#### INPUT FOR THIS TASK:
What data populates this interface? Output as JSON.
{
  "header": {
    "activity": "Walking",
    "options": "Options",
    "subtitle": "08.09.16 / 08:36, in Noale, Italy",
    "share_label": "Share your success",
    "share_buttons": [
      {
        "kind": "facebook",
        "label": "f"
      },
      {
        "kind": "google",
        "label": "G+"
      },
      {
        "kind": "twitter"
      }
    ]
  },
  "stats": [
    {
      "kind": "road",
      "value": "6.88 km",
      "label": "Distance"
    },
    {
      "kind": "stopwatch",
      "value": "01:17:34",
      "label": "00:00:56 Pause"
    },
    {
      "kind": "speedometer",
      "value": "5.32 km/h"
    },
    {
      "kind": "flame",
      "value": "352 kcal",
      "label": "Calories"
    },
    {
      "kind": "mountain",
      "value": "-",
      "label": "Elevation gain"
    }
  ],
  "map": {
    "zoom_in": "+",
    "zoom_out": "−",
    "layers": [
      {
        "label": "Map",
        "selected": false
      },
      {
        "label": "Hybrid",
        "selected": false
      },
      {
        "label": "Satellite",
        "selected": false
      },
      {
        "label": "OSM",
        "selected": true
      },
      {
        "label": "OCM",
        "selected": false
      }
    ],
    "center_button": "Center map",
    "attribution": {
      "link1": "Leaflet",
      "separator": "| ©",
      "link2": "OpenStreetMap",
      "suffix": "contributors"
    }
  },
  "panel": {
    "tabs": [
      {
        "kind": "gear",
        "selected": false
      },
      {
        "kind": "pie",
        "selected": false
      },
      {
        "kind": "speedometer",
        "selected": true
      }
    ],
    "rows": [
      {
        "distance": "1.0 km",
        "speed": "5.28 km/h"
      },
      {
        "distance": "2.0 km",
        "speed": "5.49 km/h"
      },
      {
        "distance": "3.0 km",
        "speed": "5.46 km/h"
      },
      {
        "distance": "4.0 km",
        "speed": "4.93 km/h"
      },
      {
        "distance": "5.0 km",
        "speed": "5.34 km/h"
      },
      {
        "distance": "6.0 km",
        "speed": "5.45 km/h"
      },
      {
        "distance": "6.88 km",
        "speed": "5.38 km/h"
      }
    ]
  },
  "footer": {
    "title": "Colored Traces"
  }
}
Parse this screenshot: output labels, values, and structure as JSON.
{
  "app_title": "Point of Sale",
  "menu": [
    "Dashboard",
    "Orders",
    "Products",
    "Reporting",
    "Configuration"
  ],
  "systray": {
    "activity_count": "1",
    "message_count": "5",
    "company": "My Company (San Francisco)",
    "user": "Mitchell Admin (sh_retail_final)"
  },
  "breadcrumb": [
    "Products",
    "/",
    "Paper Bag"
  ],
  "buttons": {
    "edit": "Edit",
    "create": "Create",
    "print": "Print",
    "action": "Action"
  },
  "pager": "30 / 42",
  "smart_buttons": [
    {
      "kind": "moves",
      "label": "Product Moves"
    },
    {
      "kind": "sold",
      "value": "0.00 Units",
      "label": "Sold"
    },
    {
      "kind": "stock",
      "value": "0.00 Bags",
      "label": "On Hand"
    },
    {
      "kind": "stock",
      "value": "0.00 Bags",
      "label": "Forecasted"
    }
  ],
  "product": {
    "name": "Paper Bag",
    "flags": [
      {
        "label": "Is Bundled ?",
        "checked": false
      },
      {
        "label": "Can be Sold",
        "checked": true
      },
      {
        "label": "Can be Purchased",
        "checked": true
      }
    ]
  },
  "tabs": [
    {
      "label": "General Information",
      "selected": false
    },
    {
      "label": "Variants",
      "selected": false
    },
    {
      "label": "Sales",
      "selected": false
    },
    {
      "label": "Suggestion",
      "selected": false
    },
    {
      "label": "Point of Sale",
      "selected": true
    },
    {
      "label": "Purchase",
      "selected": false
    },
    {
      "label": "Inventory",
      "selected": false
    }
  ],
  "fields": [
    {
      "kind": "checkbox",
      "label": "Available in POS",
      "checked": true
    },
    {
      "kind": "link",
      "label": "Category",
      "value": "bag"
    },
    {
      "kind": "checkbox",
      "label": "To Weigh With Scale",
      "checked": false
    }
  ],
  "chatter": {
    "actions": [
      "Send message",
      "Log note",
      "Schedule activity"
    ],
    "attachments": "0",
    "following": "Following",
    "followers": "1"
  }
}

#### WHAT THE TASK REQUIRES:
Report how many lines in these entries contain "speedometer". Answer with the number only.

#### CORRECT RESPONSE:
2